Structured figure records:
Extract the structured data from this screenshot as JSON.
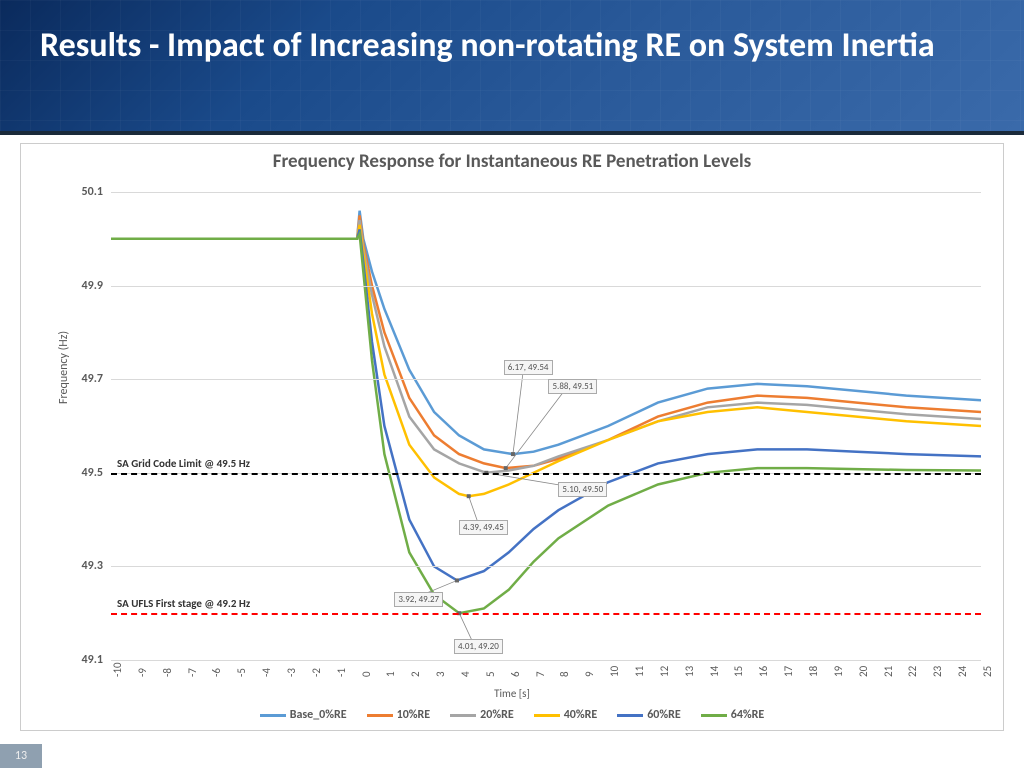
{
  "slide": {
    "title": "Results - Impact of Increasing non-rotating RE on System Inertia",
    "page_number": "13"
  },
  "chart": {
    "type": "line",
    "title": "Frequency Response for Instantaneous RE Penetration Levels",
    "title_fontsize": 19,
    "title_color": "#595959",
    "xlabel": "Time [s]",
    "ylabel": "Frequency (Hz)",
    "label_fontsize": 12,
    "xlim": [
      -10,
      25
    ],
    "ylim": [
      49.1,
      50.1
    ],
    "ytick_step": 0.2,
    "yticks": [
      49.1,
      49.3,
      49.5,
      49.7,
      49.9,
      50.1
    ],
    "xticks": [
      -10,
      -9,
      -8,
      -7,
      -6,
      -5,
      -4,
      -3,
      -2,
      -1,
      0,
      1,
      2,
      3,
      4,
      5,
      6,
      7,
      8,
      9,
      10,
      11,
      12,
      13,
      14,
      15,
      16,
      17,
      18,
      19,
      20,
      21,
      22,
      23,
      24,
      25
    ],
    "grid_color": "#d9d9d9",
    "background_color": "#ffffff",
    "line_width": 2.5,
    "reference_lines": [
      {
        "label": "SA Grid Code Limit  @ 49.5 Hz",
        "y": 49.5,
        "color": "#000000",
        "dash": "6,4"
      },
      {
        "label": "SA UFLS First stage  @ 49.2 Hz",
        "y": 49.2,
        "color": "#ff0000",
        "dash": "6,4"
      }
    ],
    "callouts": [
      {
        "text": "6.17, 49.54",
        "tx": 6.17,
        "ty": 49.54,
        "lx": 5.8,
        "ly": 49.74
      },
      {
        "text": "5.88, 49.51",
        "tx": 5.88,
        "ty": 49.51,
        "lx": 7.6,
        "ly": 49.7
      },
      {
        "text": "5.10, 49.50",
        "tx": 5.1,
        "ty": 49.5,
        "lx": 8.0,
        "ly": 49.48
      },
      {
        "text": "4.39, 49.45",
        "tx": 4.39,
        "ty": 49.45,
        "lx": 4.0,
        "ly": 49.4
      },
      {
        "text": "3.92, 49.27",
        "tx": 3.92,
        "ty": 49.27,
        "lx": 1.4,
        "ly": 49.245
      },
      {
        "text": "4.01, 49.20",
        "tx": 4.01,
        "ty": 49.2,
        "lx": 3.8,
        "ly": 49.145
      }
    ],
    "series": [
      {
        "name": "Base_0%RE",
        "color": "#5b9bd5",
        "points": [
          [
            -10,
            50.0
          ],
          [
            -0.1,
            50.0
          ],
          [
            0,
            50.06
          ],
          [
            0.15,
            50.0
          ],
          [
            0.5,
            49.93
          ],
          [
            1,
            49.85
          ],
          [
            2,
            49.72
          ],
          [
            3,
            49.63
          ],
          [
            4,
            49.58
          ],
          [
            5,
            49.55
          ],
          [
            6.17,
            49.54
          ],
          [
            7,
            49.545
          ],
          [
            8,
            49.56
          ],
          [
            10,
            49.6
          ],
          [
            12,
            49.65
          ],
          [
            14,
            49.68
          ],
          [
            16,
            49.69
          ],
          [
            18,
            49.685
          ],
          [
            20,
            49.675
          ],
          [
            22,
            49.665
          ],
          [
            25,
            49.655
          ]
        ]
      },
      {
        "name": "10%RE",
        "color": "#ed7d31",
        "points": [
          [
            -10,
            50.0
          ],
          [
            -0.1,
            50.0
          ],
          [
            0,
            50.05
          ],
          [
            0.15,
            49.99
          ],
          [
            0.5,
            49.9
          ],
          [
            1,
            49.8
          ],
          [
            2,
            49.66
          ],
          [
            3,
            49.58
          ],
          [
            4,
            49.54
          ],
          [
            5,
            49.52
          ],
          [
            5.88,
            49.51
          ],
          [
            7,
            49.515
          ],
          [
            8,
            49.53
          ],
          [
            10,
            49.57
          ],
          [
            12,
            49.62
          ],
          [
            14,
            49.65
          ],
          [
            16,
            49.665
          ],
          [
            18,
            49.66
          ],
          [
            20,
            49.65
          ],
          [
            22,
            49.64
          ],
          [
            25,
            49.63
          ]
        ]
      },
      {
        "name": "20%RE",
        "color": "#a5a5a5",
        "points": [
          [
            -10,
            50.0
          ],
          [
            -0.1,
            50.0
          ],
          [
            0,
            50.04
          ],
          [
            0.15,
            49.98
          ],
          [
            0.5,
            49.88
          ],
          [
            1,
            49.77
          ],
          [
            2,
            49.62
          ],
          [
            3,
            49.55
          ],
          [
            4,
            49.52
          ],
          [
            5.1,
            49.5
          ],
          [
            6,
            49.505
          ],
          [
            7,
            49.515
          ],
          [
            8,
            49.535
          ],
          [
            10,
            49.57
          ],
          [
            12,
            49.61
          ],
          [
            14,
            49.64
          ],
          [
            16,
            49.65
          ],
          [
            18,
            49.645
          ],
          [
            20,
            49.635
          ],
          [
            22,
            49.625
          ],
          [
            25,
            49.615
          ]
        ]
      },
      {
        "name": "40%RE",
        "color": "#ffc000",
        "points": [
          [
            -10,
            50.0
          ],
          [
            -0.1,
            50.0
          ],
          [
            0,
            50.03
          ],
          [
            0.15,
            49.97
          ],
          [
            0.5,
            49.84
          ],
          [
            1,
            49.71
          ],
          [
            2,
            49.56
          ],
          [
            3,
            49.49
          ],
          [
            4,
            49.455
          ],
          [
            4.39,
            49.45
          ],
          [
            5,
            49.455
          ],
          [
            6,
            49.475
          ],
          [
            7,
            49.5
          ],
          [
            8,
            49.525
          ],
          [
            10,
            49.57
          ],
          [
            12,
            49.61
          ],
          [
            14,
            49.63
          ],
          [
            16,
            49.64
          ],
          [
            18,
            49.63
          ],
          [
            20,
            49.62
          ],
          [
            22,
            49.61
          ],
          [
            25,
            49.6
          ]
        ]
      },
      {
        "name": "60%RE",
        "color": "#4472c4",
        "points": [
          [
            -10,
            50.0
          ],
          [
            -0.1,
            50.0
          ],
          [
            0,
            50.02
          ],
          [
            0.15,
            49.95
          ],
          [
            0.5,
            49.78
          ],
          [
            1,
            49.6
          ],
          [
            2,
            49.4
          ],
          [
            3,
            49.3
          ],
          [
            3.92,
            49.27
          ],
          [
            5,
            49.29
          ],
          [
            6,
            49.33
          ],
          [
            7,
            49.38
          ],
          [
            8,
            49.42
          ],
          [
            10,
            49.48
          ],
          [
            12,
            49.52
          ],
          [
            14,
            49.54
          ],
          [
            16,
            49.55
          ],
          [
            18,
            49.55
          ],
          [
            20,
            49.545
          ],
          [
            22,
            49.54
          ],
          [
            25,
            49.535
          ]
        ]
      },
      {
        "name": "64%RE",
        "color": "#70ad47",
        "points": [
          [
            -10,
            50.0
          ],
          [
            -0.1,
            50.0
          ],
          [
            0,
            50.01
          ],
          [
            0.15,
            49.93
          ],
          [
            0.5,
            49.74
          ],
          [
            1,
            49.54
          ],
          [
            2,
            49.33
          ],
          [
            3,
            49.24
          ],
          [
            4.01,
            49.2
          ],
          [
            5,
            49.21
          ],
          [
            6,
            49.25
          ],
          [
            7,
            49.31
          ],
          [
            8,
            49.36
          ],
          [
            10,
            49.43
          ],
          [
            12,
            49.475
          ],
          [
            14,
            49.5
          ],
          [
            16,
            49.51
          ],
          [
            18,
            49.51
          ],
          [
            20,
            49.508
          ],
          [
            22,
            49.506
          ],
          [
            25,
            49.505
          ]
        ]
      }
    ]
  }
}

TASK:
Find the string "name" in the records, then copy each line where it occurs.

TASK RESULT:
        "name": "Base_0%RE",
        "name": "10%RE",
        "name": "20%RE",
        "name": "40%RE",
        "name": "60%RE",
        "name": "64%RE",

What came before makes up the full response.